(Collection entries)
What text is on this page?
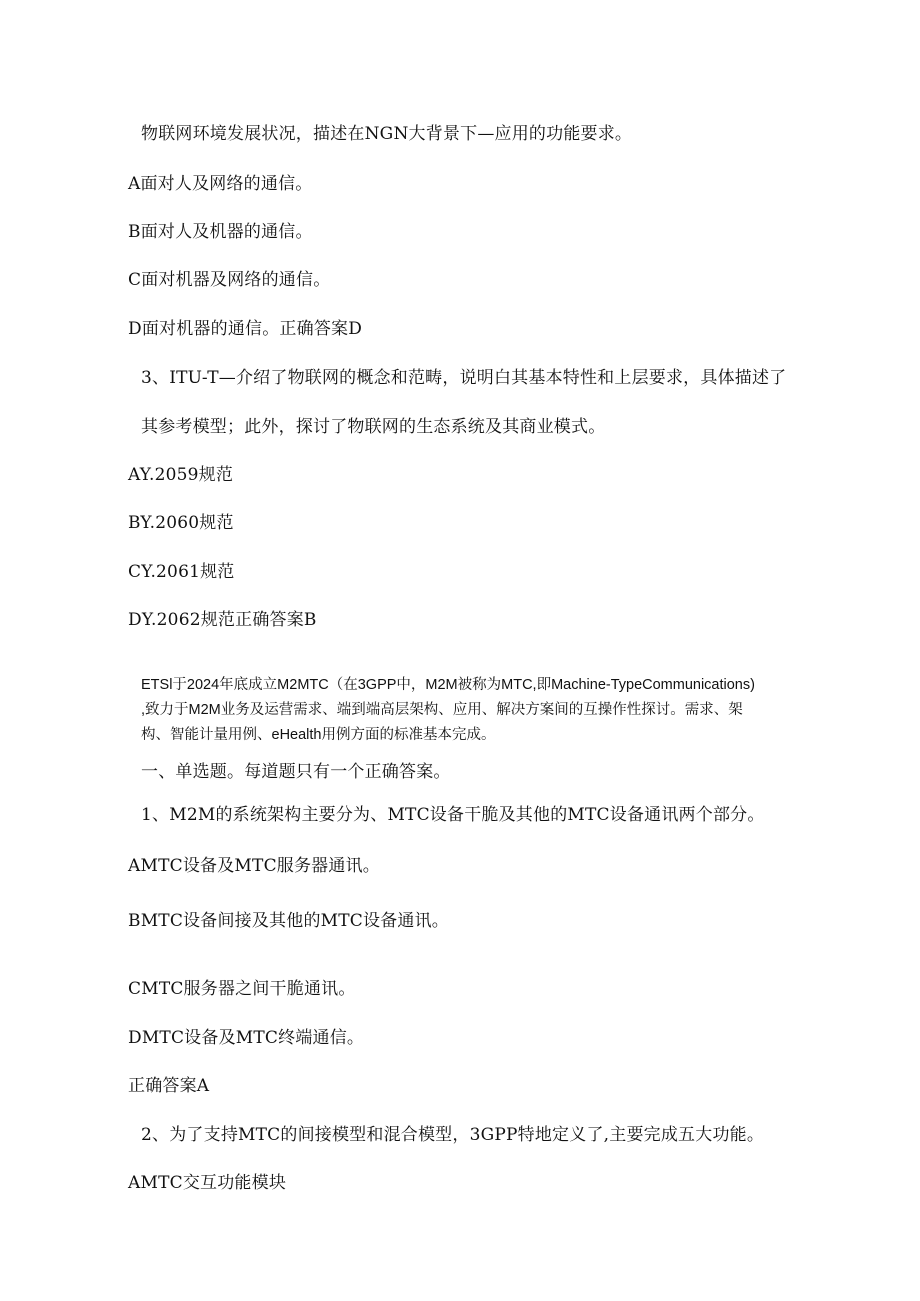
物联网环境发展状况，描述在NGN大背景下—应用的功能要求。
A面对人及网络的通信。
B面对人及机器的通信。
C面对机器及网络的通信。
D面对机器的通信。正确答案D
3、ITU-T—介绍了物联网的概念和范畴，说明白其基本特性和上层要求，具体描述了
其参考模型；此外，探讨了物联网的生态系统及其商业模式。
AY.2059规范
BY.2060规范
CY.2061规范
DY.2062规范正确答案B
ETSl于2024年底成立M2MTC（在3GPP中，M2M被称为MTC,即Machine-TypeCommunications)
,致力于M2M业务及运营需求、端到端高层架构、应用、解决方案间的互操作性探讨。需求、架
构、智能计量用例、eHealth用例方面的标准基本完成。
一、单选题。每道题只有一个正确答案。
1、M2M的系统架构主要分为、MTC设备干脆及其他的MTC设备通讯两个部分。
AMTC设备及MTC服务器通讯。
BMTC设备间接及其他的MTC设备通讯。
CMTC服务器之间干脆通讯。
DMTC设备及MTC终端通信。
正确答案A
2、为了支持MTC的间接模型和混合模型，3GPP特地定义了,主要完成五大功能。
AMTC交互功能模块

● WHAT YOU NEED TO DO:
Transcribe each entry precisely as given, leaving the pictures out.

● SOLUTION FOR THIS PROBLEM:
What text is on this page?
物联网环境发展状况，描述在NGN大背景下—应用的功能要求。
A面对人及网络的通信。
B面对人及机器的通信。
C面对机器及网络的通信。
D面对机器的通信。正确答案D
3、ITU-T—介绍了物联网的概念和范畴，说明白其基本特性和上层要求，具体描述了
其参考模型；此外，探讨了物联网的生态系统及其商业模式。
AY.2059规范
BY.2060规范
CY.2061规范
DY.2062规范正确答案B
ETSl于2024年底成立M2MTC（在3GPP中，M2M被称为MTC,即Machine-TypeCommunications)
,致力于M2M业务及运营需求、端到端高层架构、应用、解决方案间的互操作性探讨。需求、架
构、智能计量用例、eHealth用例方面的标准基本完成。
一、单选题。每道题只有一个正确答案。
1、M2M的系统架构主要分为、MTC设备干脆及其他的MTC设备通讯两个部分。
AMTC设备及MTC服务器通讯。
BMTC设备间接及其他的MTC设备通讯。
CMTC服务器之间干脆通讯。
DMTC设备及MTC终端通信。
正确答案A
2、为了支持MTC的间接模型和混合模型，3GPP特地定义了,主要完成五大功能。
AMTC交互功能模块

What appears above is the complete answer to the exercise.